> Your objective
Reproduce the lines of the material exactly, excluding every image.

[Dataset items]

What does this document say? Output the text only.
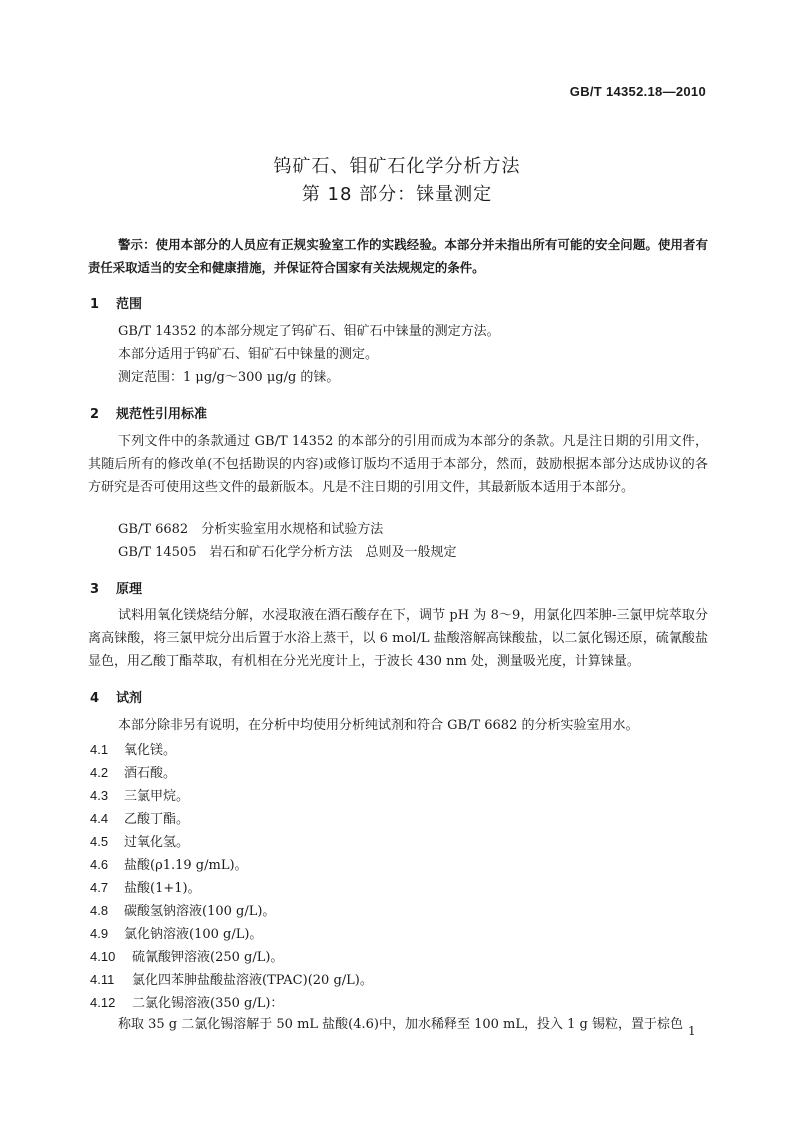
GB/T 14352.18—2010
钨矿石、钼矿石化学分析方法
第 18 部分：铼量测定
警示：使用本部分的人员应有正规实验室工作的实践经验。本部分并未指出所有可能的安全问题。使用者有责任采取适当的安全和健康措施，并保证符合国家有关法规规定的条件。
1 范围
GB/T 14352 的本部分规定了钨矿石、钼矿石中铼量的测定方法。
本部分适用于钨矿石、钼矿石中铼量的测定。
测定范围：1 μg/g～300 μg/g 的铼。
2 规范性引用标准
下列文件中的条款通过 GB/T 14352 的本部分的引用而成为本部分的条款。凡是注日期的引用文件，其随后所有的修改单(不包括勘误的内容)或修订版均不适用于本部分，然而，鼓励根据本部分达成协议的各方研究是否可使用这些文件的最新版本。凡是不注日期的引用文件，其最新版本适用于本部分。
GB/T 6682　分析实验室用水规格和试验方法
GB/T 14505　岩石和矿石化学分析方法　总则及一般规定
3 原理
试料用氧化镁烧结分解，水浸取液在酒石酸存在下，调节 pH 为 8～9，用氯化四苯胂-三氯甲烷萃取分离高铼酸，将三氯甲烷分出后置于水浴上蒸干，以 6 mol/L 盐酸溶解高铼酸盐，以二氯化锡还原，硫氰酸盐显色，用乙酸丁酯萃取，有机相在分光光度计上，于波长 430 nm 处，测量吸光度，计算铼量。
4 试剂
本部分除非另有说明，在分析中均使用分析纯试剂和符合 GB/T 6682 的分析实验室用水。
4.1 氧化镁。
4.2 酒石酸。
4.3 三氯甲烷。
4.4 乙酸丁酯。
4.5 过氧化氢。
4.6 盐酸(ρ1.19 g/mL)。
4.7 盐酸(1+1)。
4.8 碳酸氢钠溶液(100 g/L)。
4.9 氯化钠溶液(100 g/L)。
4.10 硫氰酸钾溶液(250 g/L)。
4.11 氯化四苯胂盐酸盐溶液(TPAC)(20 g/L)。
4.12 二氯化锡溶液(350 g/L)：
称取 35 g 二氯化锡溶解于 50 mL 盐酸(4.6)中，加水稀释至 100 mL，投入 1 g 锡粒，置于棕色 1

> Response
What does this document say? Output the text only.
GB/T 14352.18—2010
钨矿石、钼矿石化学分析方法
第 18 部分：铼量测定
警示：使用本部分的人员应有正规实验室工作的实践经验。本部分并未指出所有可能的安全问题。使用者有责任采取适当的安全和健康措施，并保证符合国家有关法规规定的条件。
1 范围
GB/T 14352 的本部分规定了钨矿石、钼矿石中铼量的测定方法。
本部分适用于钨矿石、钼矿石中铼量的测定。
测定范围：1 μg/g～300 μg/g 的铼。
2 规范性引用标准
下列文件中的条款通过 GB/T 14352 的本部分的引用而成为本部分的条款。凡是注日期的引用文件，其随后所有的修改单(不包括勘误的内容)或修订版均不适用于本部分，然而，鼓励根据本部分达成协议的各方研究是否可使用这些文件的最新版本。凡是不注日期的引用文件，其最新版本适用于本部分。
GB/T 6682　分析实验室用水规格和试验方法
GB/T 14505　岩石和矿石化学分析方法　总则及一般规定
3 原理
试料用氧化镁烧结分解，水浸取液在酒石酸存在下，调节 pH 为 8～9，用氯化四苯胂-三氯甲烷萃取分离高铼酸，将三氯甲烷分出后置于水浴上蒸干，以 6 mol/L 盐酸溶解高铼酸盐，以二氯化锡还原，硫氰酸盐显色，用乙酸丁酯萃取，有机相在分光光度计上，于波长 430 nm 处，测量吸光度，计算铼量。
4 试剂
本部分除非另有说明，在分析中均使用分析纯试剂和符合 GB/T 6682 的分析实验室用水。
4.1 氧化镁。
4.2 酒石酸。
4.3 三氯甲烷。
4.4 乙酸丁酯。
4.5 过氧化氢。
4.6 盐酸(ρ1.19 g/mL)。
4.7 盐酸(1+1)。
4.8 碳酸氢钠溶液(100 g/L)。
4.9 氯化钠溶液(100 g/L)。
4.10 硫氰酸钾溶液(250 g/L)。
4.11 氯化四苯胂盐酸盐溶液(TPAC)(20 g/L)。
4.12 二氯化锡溶液(350 g/L)：
称取 35 g 二氯化锡溶解于 50 mL 盐酸(4.6)中，加水稀释至 100 mL，投入 1 g 锡粒，置于棕色 1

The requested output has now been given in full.